── Exercise inputs ──

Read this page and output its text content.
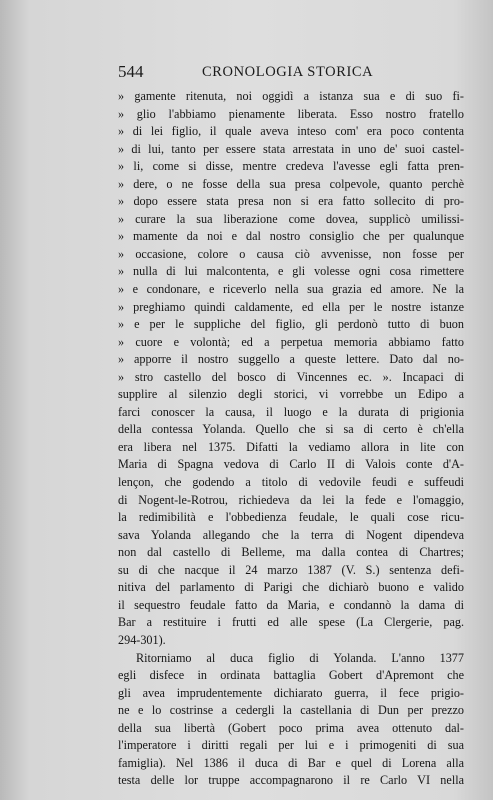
544	CRONOLOGIA STORICA
» gamente ritenuta, noi oggidì a istanza sua e di suo fi-
» glio l'abbiamo pienamente liberata. Esso nostro fratello
» di lei figlio, il quale aveva inteso com' era poco contenta
» di lui, tanto per essere stata arrestata in uno de' suoi castel-
» li, come si disse, mentre credeva l'avesse egli fatta pren-
» dere, o ne fosse della sua presa colpevole, quanto perchè
» dopo essere stata presa non si era fatto sollecito di pro-
» curare la sua liberazione come dovea, supplicò umilissi-
» mamente da noi e dal nostro consiglio che per qualunque
» occasione, colore o causa ciò avvenisse, non fosse per
» nulla di lui malcontenta, e gli volesse ogni cosa rimettere
» e condonare, e riceverlo nella sua grazia ed amore. Ne la
» preghiamo quindi caldamente, ed ella per le nostre istanze
» e per le suppliche del figlio, gli perdonò tutto di buon
» cuore e volontà; ed a perpetua memoria abbiamo fatto
» apporre il nostro suggello a queste lettere. Dato dal no-
» stro castello del bosco di Vincennes ec. ». Incapaci di
supplire al silenzio degli storici, vi vorrebbe un Edipo a
farci conoscer la causa, il luogo e la durata di prigionia
della contessa Yolanda. Quello che si sa di certo è ch'ella
era libera nel 1375. Difatti la vediamo allora in lite con
Maria di Spagna vedova di Carlo II di Valois conte d'A-
lençon, che godendo a titolo di vedovile feudi e suffeudi
di Nogent-le-Rotrou, richiedeva da lei la fede e l'omaggio,
la redimibilità e l'obbedienza feudale, le quali cose ricu-
sava Yolanda allegando che la terra di Nogent dipendeva
non dal castello di Belleme, ma dalla contea di Chartres;
su di che nacque il 24 marzo 1387 (V. S.) sentenza defi-
nitiva del parlamento di Parigi che dichiarò buono e valido
il sequestro feudale fatto da Maria, e condannò la dama di
Bar a restituire i frutti ed alle spese (La Clergerie, pag.
294-301).
Ritorniamo al duca figlio di Yolanda. L'anno 1377
egli disfece in ordinata battaglia Gobert d'Apremont che
gli avea imprudentemente dichiarato guerra, il fece prigio-
ne e lo costrinse a cedergli la castellania di Dun per prezzo
della sua libertà (Gobert poco prima avea ottenuto dal-
l'imperatore i diritti regali per lui e i primogeniti di sua
famiglia). Nel 1386 il duca di Bar e quel di Lorena alla
testa delle lor truppe accompagnarono il re Carlo VI nella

───

Scan the data above and copy every line with "Gobert" in it.

Answer below
egli disfece in ordinata battaglia Gobert d'Apremont che
della sua libertà (Gobert poco prima avea ottenuto dal-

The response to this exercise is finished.